Input data:
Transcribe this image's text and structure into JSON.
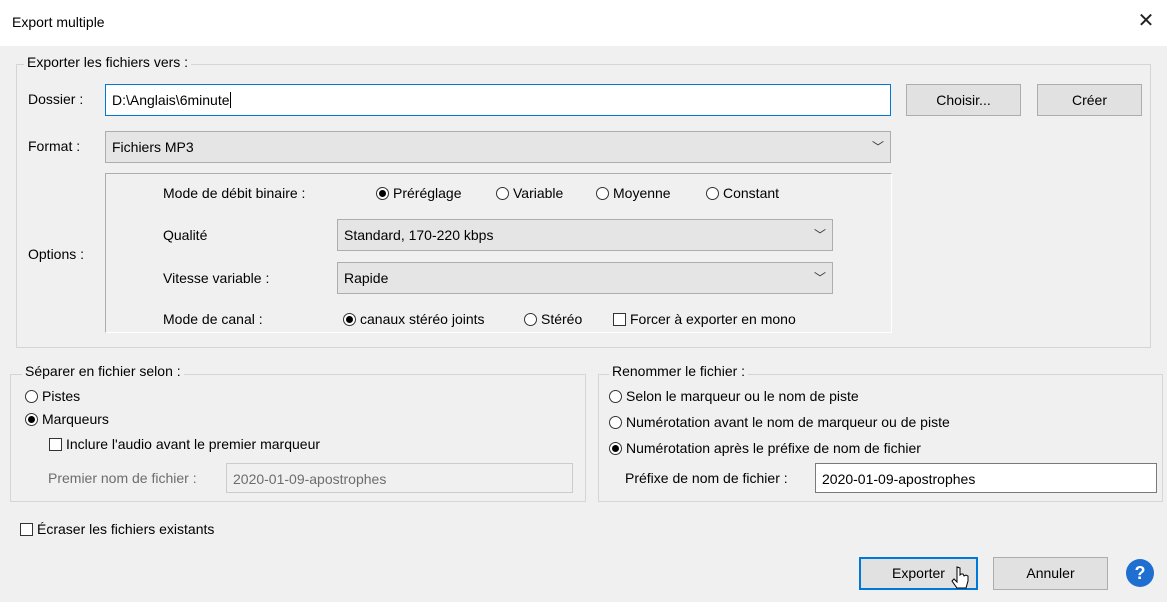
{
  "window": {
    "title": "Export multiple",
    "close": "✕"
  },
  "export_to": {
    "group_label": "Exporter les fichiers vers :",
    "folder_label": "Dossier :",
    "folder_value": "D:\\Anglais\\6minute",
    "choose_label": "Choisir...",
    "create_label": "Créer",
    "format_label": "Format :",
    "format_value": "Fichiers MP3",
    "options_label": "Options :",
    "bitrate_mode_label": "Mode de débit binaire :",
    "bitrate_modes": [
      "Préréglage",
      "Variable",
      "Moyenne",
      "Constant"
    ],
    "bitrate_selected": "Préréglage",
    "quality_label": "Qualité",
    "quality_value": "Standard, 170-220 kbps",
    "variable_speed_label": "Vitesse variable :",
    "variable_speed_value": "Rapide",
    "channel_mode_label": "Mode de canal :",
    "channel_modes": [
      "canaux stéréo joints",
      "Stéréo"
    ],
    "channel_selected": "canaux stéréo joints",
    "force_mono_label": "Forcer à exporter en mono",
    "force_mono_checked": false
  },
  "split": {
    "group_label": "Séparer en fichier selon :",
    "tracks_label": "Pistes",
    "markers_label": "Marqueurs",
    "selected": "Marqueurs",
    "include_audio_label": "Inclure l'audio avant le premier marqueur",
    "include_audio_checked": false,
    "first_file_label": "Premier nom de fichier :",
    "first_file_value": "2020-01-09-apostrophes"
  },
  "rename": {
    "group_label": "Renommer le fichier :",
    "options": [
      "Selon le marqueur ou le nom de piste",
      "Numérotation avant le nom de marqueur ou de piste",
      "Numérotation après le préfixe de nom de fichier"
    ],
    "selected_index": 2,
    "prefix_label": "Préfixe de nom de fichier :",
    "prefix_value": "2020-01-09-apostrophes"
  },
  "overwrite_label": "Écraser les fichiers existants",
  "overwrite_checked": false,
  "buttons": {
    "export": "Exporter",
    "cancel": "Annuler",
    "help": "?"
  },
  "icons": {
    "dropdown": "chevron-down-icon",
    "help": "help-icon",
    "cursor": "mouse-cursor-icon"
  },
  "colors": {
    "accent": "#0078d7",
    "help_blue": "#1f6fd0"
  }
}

What the exercise asks: Leave out the pictures and give the listing above again exactly.

Exercise output:
Transcribe this image's text and structure into JSON.
{
  "window": {
    "title": "Export multiple",
    "close": "✕"
  },
  "export_to": {
    "group_label": "Exporter les fichiers vers :",
    "folder_label": "Dossier :",
    "folder_value": "D:\\Anglais\\6minute",
    "choose_label": "Choisir...",
    "create_label": "Créer",
    "format_label": "Format :",
    "format_value": "Fichiers MP3",
    "options_label": "Options :",
    "bitrate_mode_label": "Mode de débit binaire :",
    "bitrate_modes": [
      "Préréglage",
      "Variable",
      "Moyenne",
      "Constant"
    ],
    "bitrate_selected": "Préréglage",
    "quality_label": "Qualité",
    "quality_value": "Standard, 170-220 kbps",
    "variable_speed_label": "Vitesse variable :",
    "variable_speed_value": "Rapide",
    "channel_mode_label": "Mode de canal :",
    "channel_modes": [
      "canaux stéréo joints",
      "Stéréo"
    ],
    "channel_selected": "canaux stéréo joints",
    "force_mono_label": "Forcer à exporter en mono",
    "force_mono_checked": false
  },
  "split": {
    "group_label": "Séparer en fichier selon :",
    "tracks_label": "Pistes",
    "markers_label": "Marqueurs",
    "selected": "Marqueurs",
    "include_audio_label": "Inclure l'audio avant le premier marqueur",
    "include_audio_checked": false,
    "first_file_label": "Premier nom de fichier :",
    "first_file_value": "2020-01-09-apostrophes"
  },
  "rename": {
    "group_label": "Renommer le fichier :",
    "options": [
      "Selon le marqueur ou le nom de piste",
      "Numérotation avant le nom de marqueur ou de piste",
      "Numérotation après le préfixe de nom de fichier"
    ],
    "selected_index": 2,
    "prefix_label": "Préfixe de nom de fichier :",
    "prefix_value": "2020-01-09-apostrophes"
  },
  "overwrite_label": "Écraser les fichiers existants",
  "overwrite_checked": false,
  "buttons": {
    "export": "Exporter",
    "cancel": "Annuler",
    "help": "?"
  },
  "icons": {
    "dropdown": "chevron-down-icon",
    "help": "help-icon",
    "cursor": "mouse-cursor-icon"
  },
  "colors": {
    "accent": "#0078d7",
    "help_blue": "#1f6fd0"
  }
}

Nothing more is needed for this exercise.